PROBLEM TO SOLVE:
Identify each line below containing the string "this" and copy it.

RECORD EXCERPTS:

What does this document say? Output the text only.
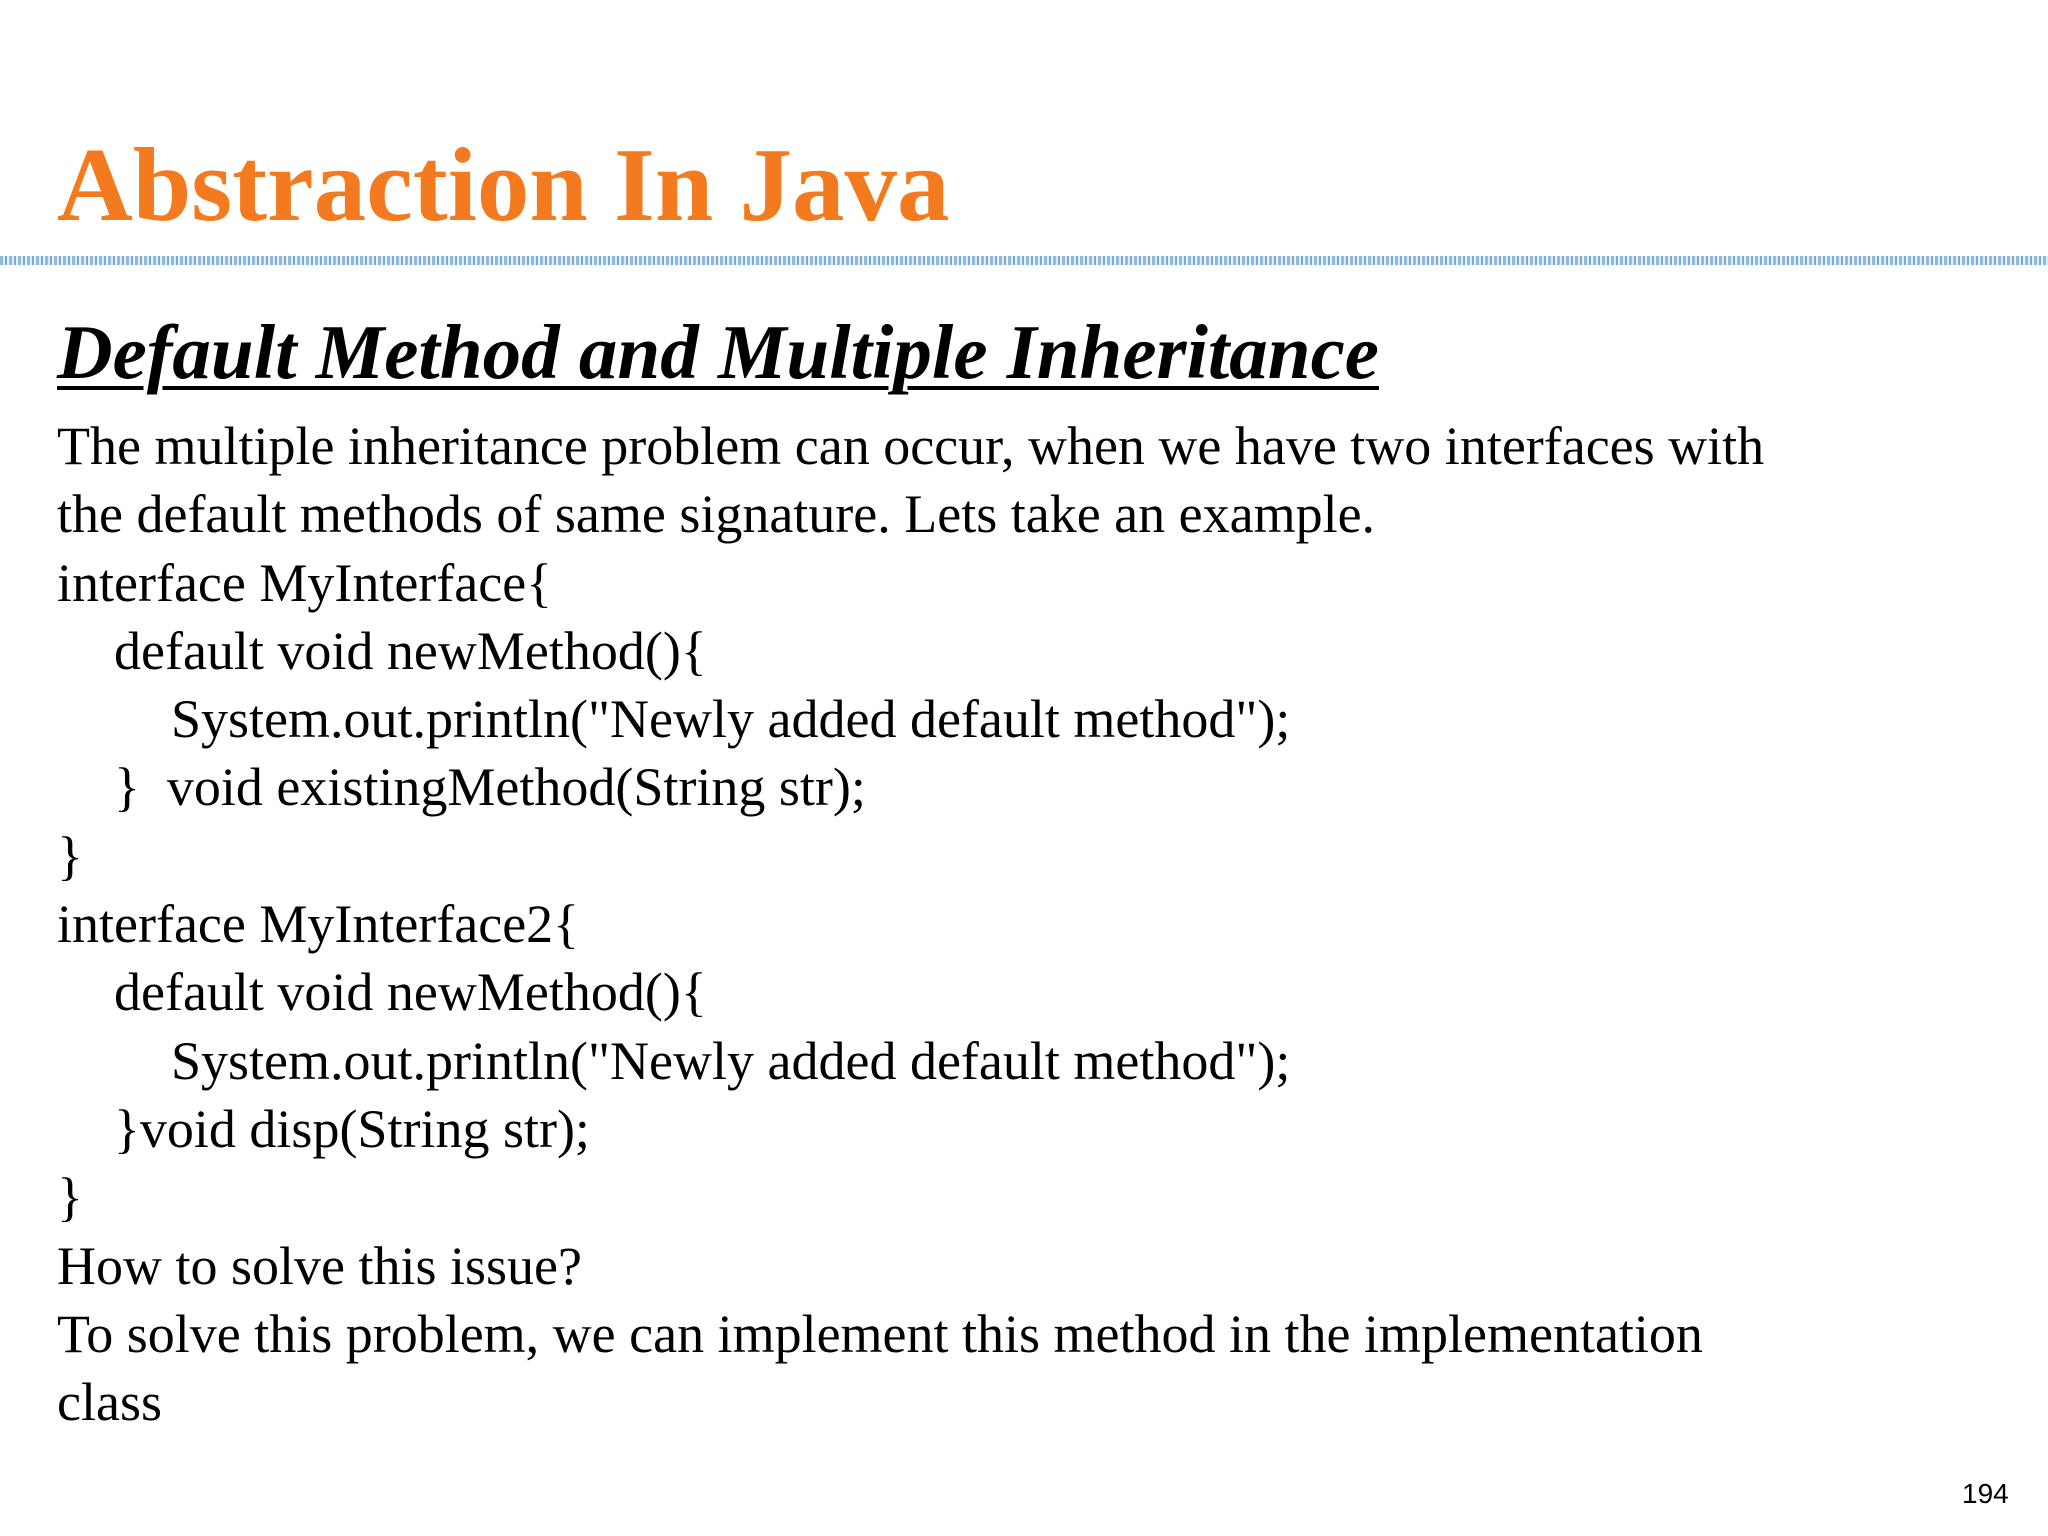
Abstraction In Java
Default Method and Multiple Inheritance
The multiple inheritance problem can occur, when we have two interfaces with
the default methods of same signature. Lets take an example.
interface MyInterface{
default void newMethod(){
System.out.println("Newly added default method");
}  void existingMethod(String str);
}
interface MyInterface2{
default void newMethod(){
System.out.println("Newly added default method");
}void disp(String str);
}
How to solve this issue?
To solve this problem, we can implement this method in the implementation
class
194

ANSWER TO THE PROBLEM:
What does this document say? Output the text only.
How to solve this issue?
To solve this problem, we can implement this method in the implementation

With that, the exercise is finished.